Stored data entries
● ● ● ●

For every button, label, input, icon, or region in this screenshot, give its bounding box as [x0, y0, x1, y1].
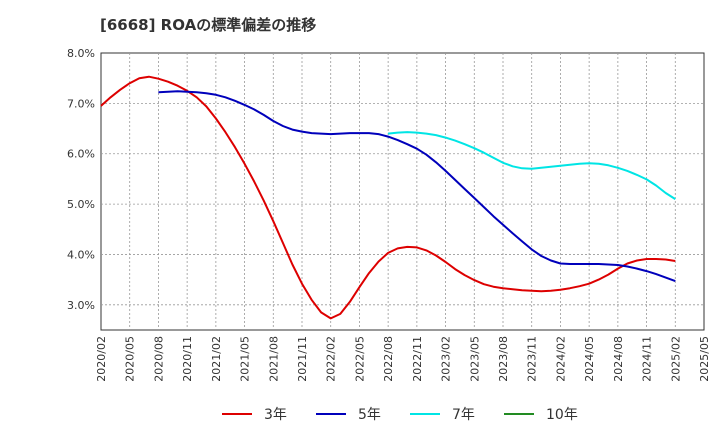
legend-label: 3年: [264, 407, 287, 423]
grid: [101, 53, 704, 330]
plot-frame: [100, 52, 705, 331]
x-tick-label: 2021/05: [239, 336, 252, 382]
x-tick-label: 2020/08: [152, 336, 165, 382]
x-tick-label: 2024/02: [554, 336, 567, 382]
x-axis-ticks: 2020/02 2020/05 2020/08 2020/11 2021/02 2021/…: [95, 336, 711, 382]
legend-label: 5年: [358, 407, 381, 423]
x-tick-label: 2022/11: [411, 336, 424, 382]
y-tick-label: 3.0%: [67, 299, 95, 312]
legend: 3年 5年 7年 10年: [222, 407, 578, 423]
y-tick-label: 6.0%: [67, 148, 95, 161]
x-tick-label: 2021/02: [210, 336, 223, 382]
x-tick-label: 2022/02: [325, 336, 338, 382]
x-tick-label: 2024/08: [612, 336, 625, 382]
x-tick-label: 2023/05: [468, 336, 481, 382]
chart-title: [6668] ROAの標準偏差の推移: [100, 16, 316, 34]
x-tick-label: 2025/02: [669, 336, 682, 382]
y-tick-label: 8.0%: [67, 47, 95, 60]
x-tick-label: 2025/05: [698, 336, 711, 382]
x-tick-label: 2020/02: [95, 336, 108, 382]
x-tick-label: 2023/08: [497, 336, 510, 382]
x-tick-label: 2020/05: [124, 336, 137, 382]
y-tick-label: 5.0%: [67, 198, 95, 211]
x-tick-label: 2021/08: [267, 336, 280, 382]
series-lines: [100, 75, 676, 320]
y-tick-label: 4.0%: [67, 248, 95, 261]
y-tick-label: 7.0%: [67, 97, 95, 110]
legend-label: 10年: [546, 407, 578, 423]
series-line-7年: [387, 131, 676, 200]
x-tick-label: 2024/05: [583, 336, 596, 382]
x-tick-label: 2022/05: [353, 336, 366, 382]
x-tick-label: 2024/11: [641, 336, 654, 382]
x-tick-label: 2023/02: [440, 336, 453, 382]
legend-label: 7年: [452, 407, 475, 423]
x-tick-label: 2023/11: [526, 336, 539, 382]
x-tick-label: 2021/11: [296, 336, 309, 382]
y-axis-ticks: 3.0% 4.0% 5.0% 6.0% 7.0% 8.0%: [67, 47, 95, 312]
x-tick-label: 2022/08: [382, 336, 395, 382]
series-line-5年: [158, 90, 676, 283]
x-tick-label: 2020/11: [181, 336, 194, 382]
series-line-3年: [100, 75, 676, 320]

● ● ● ●

### Problem description
Copy the data above line for line without changing anything, and leave the pictures out of your copy.

### Response to this task
For every button, label, input, icon, or region in this screenshot, give its bounding box as [x0, y0, x1, y1].
legend-label: 3年: [264, 407, 287, 423]
grid: [101, 53, 704, 330]
plot-frame: [100, 52, 705, 331]
x-tick-label: 2021/05: [239, 336, 252, 382]
x-tick-label: 2020/08: [152, 336, 165, 382]
x-tick-label: 2024/02: [554, 336, 567, 382]
x-axis-ticks: 2020/02 2020/05 2020/08 2020/11 2021/02 2021/…: [95, 336, 711, 382]
legend-label: 5年: [358, 407, 381, 423]
x-tick-label: 2022/11: [411, 336, 424, 382]
y-tick-label: 3.0%: [67, 299, 95, 312]
legend: 3年 5年 7年 10年: [222, 407, 578, 423]
y-tick-label: 6.0%: [67, 148, 95, 161]
x-tick-label: 2021/02: [210, 336, 223, 382]
x-tick-label: 2022/02: [325, 336, 338, 382]
x-tick-label: 2024/08: [612, 336, 625, 382]
x-tick-label: 2023/05: [468, 336, 481, 382]
chart-title: [6668] ROAの標準偏差の推移: [100, 16, 316, 34]
x-tick-label: 2025/02: [669, 336, 682, 382]
y-tick-label: 8.0%: [67, 47, 95, 60]
x-tick-label: 2025/05: [698, 336, 711, 382]
x-tick-label: 2020/02: [95, 336, 108, 382]
x-tick-label: 2023/08: [497, 336, 510, 382]
x-tick-label: 2020/05: [124, 336, 137, 382]
y-tick-label: 5.0%: [67, 198, 95, 211]
x-tick-label: 2021/08: [267, 336, 280, 382]
series-lines: [100, 75, 676, 320]
y-tick-label: 4.0%: [67, 248, 95, 261]
y-tick-label: 7.0%: [67, 97, 95, 110]
legend-label: 10年: [546, 407, 578, 423]
series-line-7年: [387, 131, 676, 200]
x-tick-label: 2024/05: [583, 336, 596, 382]
x-tick-label: 2022/05: [353, 336, 366, 382]
x-tick-label: 2024/11: [641, 336, 654, 382]
x-tick-label: 2023/02: [440, 336, 453, 382]
legend-label: 7年: [452, 407, 475, 423]
x-tick-label: 2023/11: [526, 336, 539, 382]
x-tick-label: 2021/11: [296, 336, 309, 382]
y-axis-ticks: 3.0% 4.0% 5.0% 6.0% 7.0% 8.0%: [67, 47, 95, 312]
x-tick-label: 2022/08: [382, 336, 395, 382]
series-line-5年: [158, 90, 676, 283]
x-tick-label: 2020/11: [181, 336, 194, 382]
series-line-3年: [100, 75, 676, 320]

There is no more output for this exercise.